- [EXERCISE DESCRIPTION]: Using the data below, determine the number of lines that include the string "name". Write only that number.

- [EXERCISE DATA]:
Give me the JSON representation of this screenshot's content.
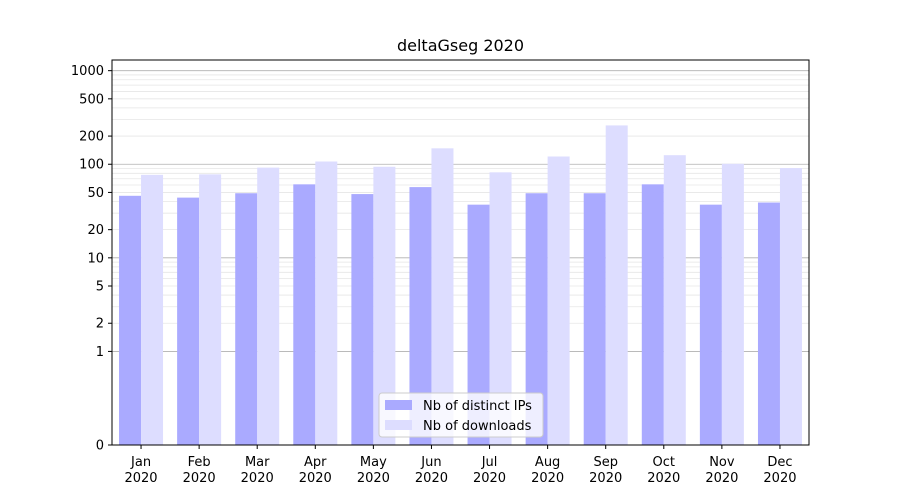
{
  "chart_data": {
    "type": "bar",
    "title": "deltaGseg 2020",
    "xlabel": "",
    "ylabel": "",
    "y_scale": "symlog",
    "ylim": [
      0,
      1300
    ],
    "grid": true,
    "legend_position": "bottom-center",
    "categories": [
      "Jan\n2020",
      "Feb\n2020",
      "Mar\n2020",
      "Apr\n2020",
      "May\n2020",
      "Jun\n2020",
      "Jul\n2020",
      "Aug\n2020",
      "Sep\n2020",
      "Oct\n2020",
      "Nov\n2020",
      "Dec\n2020"
    ],
    "y_ticks": [
      0,
      1,
      2,
      5,
      10,
      20,
      50,
      100,
      200,
      500,
      1000
    ],
    "series": [
      {
        "name": "Nb of distinct IPs",
        "color": "#aaaaff",
        "values": [
          46,
          44,
          49,
          61,
          48,
          57,
          37,
          49,
          49,
          61,
          37,
          39
        ]
      },
      {
        "name": "Nb of downloads",
        "color": "#ddddff",
        "values": [
          77,
          78,
          92,
          107,
          94,
          148,
          82,
          121,
          260,
          125,
          101,
          91
        ]
      }
    ]
  }
}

- [REPLY TO THE TASK]: 2